_Short exercise_: Each entry below should be reproduced character for character.

━━━━━━━━━━━━━━━━━━━━

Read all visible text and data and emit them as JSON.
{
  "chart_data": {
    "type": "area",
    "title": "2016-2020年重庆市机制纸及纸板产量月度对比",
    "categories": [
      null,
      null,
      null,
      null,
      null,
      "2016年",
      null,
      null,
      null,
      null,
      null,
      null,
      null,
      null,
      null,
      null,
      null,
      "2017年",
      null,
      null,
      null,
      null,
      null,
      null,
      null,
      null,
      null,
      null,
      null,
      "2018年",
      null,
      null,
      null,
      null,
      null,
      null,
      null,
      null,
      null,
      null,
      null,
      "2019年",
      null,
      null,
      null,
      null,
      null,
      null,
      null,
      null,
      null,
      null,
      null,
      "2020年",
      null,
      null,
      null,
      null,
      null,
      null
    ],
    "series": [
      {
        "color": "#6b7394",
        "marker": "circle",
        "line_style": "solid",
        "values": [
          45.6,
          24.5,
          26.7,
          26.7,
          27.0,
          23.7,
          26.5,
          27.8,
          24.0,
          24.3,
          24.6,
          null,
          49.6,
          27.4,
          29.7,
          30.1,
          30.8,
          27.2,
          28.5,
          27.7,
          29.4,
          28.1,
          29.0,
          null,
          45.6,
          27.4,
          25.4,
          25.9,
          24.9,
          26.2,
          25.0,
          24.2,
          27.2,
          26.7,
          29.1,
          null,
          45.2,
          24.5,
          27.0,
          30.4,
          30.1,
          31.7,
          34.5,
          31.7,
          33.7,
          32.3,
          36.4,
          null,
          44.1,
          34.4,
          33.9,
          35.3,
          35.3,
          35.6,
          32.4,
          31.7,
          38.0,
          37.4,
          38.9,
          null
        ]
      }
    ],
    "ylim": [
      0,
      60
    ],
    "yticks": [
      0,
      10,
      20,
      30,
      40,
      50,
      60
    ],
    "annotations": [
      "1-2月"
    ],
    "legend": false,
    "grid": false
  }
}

━━━━━━━━━━━━━━━━━━━━

_Final result_:
Read all visible text and data and emit them as JSON.
{
  "chart_data": {
    "type": "area",
    "title": "2016-2020年重庆市机制纸及纸板产量月度对比",
    "categories": [
      null,
      null,
      null,
      null,
      null,
      "2016年",
      null,
      null,
      null,
      null,
      null,
      null,
      null,
      null,
      null,
      null,
      null,
      "2017年",
      null,
      null,
      null,
      null,
      null,
      null,
      null,
      null,
      null,
      null,
      null,
      "2018年",
      null,
      null,
      null,
      null,
      null,
      null,
      null,
      null,
      null,
      null,
      null,
      "2019年",
      null,
      null,
      null,
      null,
      null,
      null,
      null,
      null,
      null,
      null,
      null,
      "2020年",
      null,
      null,
      null,
      null,
      null,
      null
    ],
    "series": [
      {
        "color": "#6b7394",
        "marker": "circle",
        "line_style": "solid",
        "values": [
          45.6,
          24.5,
          26.7,
          26.7,
          27.0,
          23.7,
          26.5,
          27.8,
          24.0,
          24.3,
          24.6,
          null,
          49.6,
          27.4,
          29.7,
          30.1,
          30.8,
          27.2,
          28.5,
          27.7,
          29.4,
          28.1,
          29.0,
          null,
          45.6,
          27.4,
          25.4,
          25.9,
          24.9,
          26.2,
          25.0,
          24.2,
          27.2,
          26.7,
          29.1,
          null,
          45.2,
          24.5,
          27.0,
          30.4,
          30.1,
          31.7,
          34.5,
          31.7,
          33.7,
          32.3,
          36.4,
          null,
          44.1,
          34.4,
          33.9,
          35.3,
          35.3,
          35.6,
          32.4,
          31.7,
          38.0,
          37.4,
          38.9,
          null
        ]
      }
    ],
    "ylim": [
      0,
      60
    ],
    "yticks": [
      0,
      10,
      20,
      30,
      40,
      50,
      60
    ],
    "annotations": [
      "1-2月"
    ],
    "legend": false,
    "grid": false
  }
}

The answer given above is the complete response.